Questo studio giapponese conferma la validità della terapia intavitreale con Avastin per la maculopatia miopica. Viene confermata la peggiore prognosi visiva nell’interessamento subfoveale della membrana neovascolare.
Hayashi, Kengo MD; Shimada, Noriaki MD; Moriyama, Muka MD; Hayashi, Wakako MD; Tokoro, Takashi MD; Ohno-Matsui, Kyoko MD
Retina
April 2012 – Volume 32 – Issue 4 – p 687–695
Methods: An open-label, consecutive, interventional case series. Seventy-five eyes of 69 consecutive Japanese patients with either subfoveal or nonsubfoveal myopic CNVs were studied. The eyes were treated with intravitreal bevacizumab and followed-up for at least 2 years. The best-corrected visual acuities at the baseline in eyes with subfoveal CNV were compared with that in eyes with nonsubfoveal CNV at 2 years after the intravitreal bevacizumab.

====

Domande di studio -
1) Per quanto tempo minimo sono stati seguiti gli occhi trattati, secondo il testo sulla maculopatia miopica?
2) Riporta fedelmente il passo del testo sulla maculopatia miopica da "Questo studio giapponese" a "della membrana neovascolare.".
Le voci riportate di seguito sono materiale distinto dal testo sulla maculopatia miopica.

====

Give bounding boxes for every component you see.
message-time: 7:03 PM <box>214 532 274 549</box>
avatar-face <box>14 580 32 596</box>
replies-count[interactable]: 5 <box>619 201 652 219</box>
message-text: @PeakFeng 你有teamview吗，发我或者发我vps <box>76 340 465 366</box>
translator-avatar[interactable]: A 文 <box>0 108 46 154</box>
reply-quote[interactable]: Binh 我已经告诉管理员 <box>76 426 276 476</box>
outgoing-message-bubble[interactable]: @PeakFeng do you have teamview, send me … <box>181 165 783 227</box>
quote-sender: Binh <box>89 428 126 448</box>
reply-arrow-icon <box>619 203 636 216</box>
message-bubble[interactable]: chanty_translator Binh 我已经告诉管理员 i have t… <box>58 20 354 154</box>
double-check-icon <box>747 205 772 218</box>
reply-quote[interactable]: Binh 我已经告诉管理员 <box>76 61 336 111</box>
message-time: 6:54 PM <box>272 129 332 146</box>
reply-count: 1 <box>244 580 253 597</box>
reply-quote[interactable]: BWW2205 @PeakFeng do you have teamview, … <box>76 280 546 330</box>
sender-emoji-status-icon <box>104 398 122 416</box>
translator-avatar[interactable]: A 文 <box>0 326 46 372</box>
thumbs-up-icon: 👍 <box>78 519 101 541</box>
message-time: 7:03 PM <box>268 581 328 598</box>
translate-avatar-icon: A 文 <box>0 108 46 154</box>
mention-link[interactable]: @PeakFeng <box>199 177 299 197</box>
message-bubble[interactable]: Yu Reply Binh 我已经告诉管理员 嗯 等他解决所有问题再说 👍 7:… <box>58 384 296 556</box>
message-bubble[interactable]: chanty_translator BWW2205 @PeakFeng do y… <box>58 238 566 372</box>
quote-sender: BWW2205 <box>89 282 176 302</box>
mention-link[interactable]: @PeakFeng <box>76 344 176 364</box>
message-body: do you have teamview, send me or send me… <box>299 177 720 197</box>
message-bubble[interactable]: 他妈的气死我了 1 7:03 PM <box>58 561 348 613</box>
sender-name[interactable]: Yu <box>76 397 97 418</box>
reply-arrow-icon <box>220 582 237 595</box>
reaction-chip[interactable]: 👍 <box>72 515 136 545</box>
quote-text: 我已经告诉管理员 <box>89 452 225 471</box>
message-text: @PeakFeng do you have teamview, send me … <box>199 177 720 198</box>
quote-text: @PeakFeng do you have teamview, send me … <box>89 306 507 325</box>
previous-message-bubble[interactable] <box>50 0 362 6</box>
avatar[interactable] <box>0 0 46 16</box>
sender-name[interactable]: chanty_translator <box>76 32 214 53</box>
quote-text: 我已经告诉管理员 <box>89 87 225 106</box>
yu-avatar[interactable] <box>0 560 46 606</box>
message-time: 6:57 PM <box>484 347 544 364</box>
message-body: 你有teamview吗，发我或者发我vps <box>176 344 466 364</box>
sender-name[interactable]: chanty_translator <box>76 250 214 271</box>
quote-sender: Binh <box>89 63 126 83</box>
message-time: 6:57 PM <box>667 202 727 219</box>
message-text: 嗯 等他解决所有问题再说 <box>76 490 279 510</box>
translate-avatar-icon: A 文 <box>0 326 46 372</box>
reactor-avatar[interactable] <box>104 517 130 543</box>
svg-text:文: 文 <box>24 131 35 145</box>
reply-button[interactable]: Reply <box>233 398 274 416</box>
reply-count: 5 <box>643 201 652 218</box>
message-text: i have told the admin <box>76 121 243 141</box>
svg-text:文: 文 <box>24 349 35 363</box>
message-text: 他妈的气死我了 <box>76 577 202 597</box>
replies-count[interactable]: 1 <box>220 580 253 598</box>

====

Risultati dell'esercizio -
1) Per almeno 2 anni.

2)
Questo studio giapponese conferma la validità della terapia intavitreale con Avastin per la maculopatia miopica. Viene confermata la peggiore prognosi visiva nell’interessamento subfoveale della membrana neovascolare.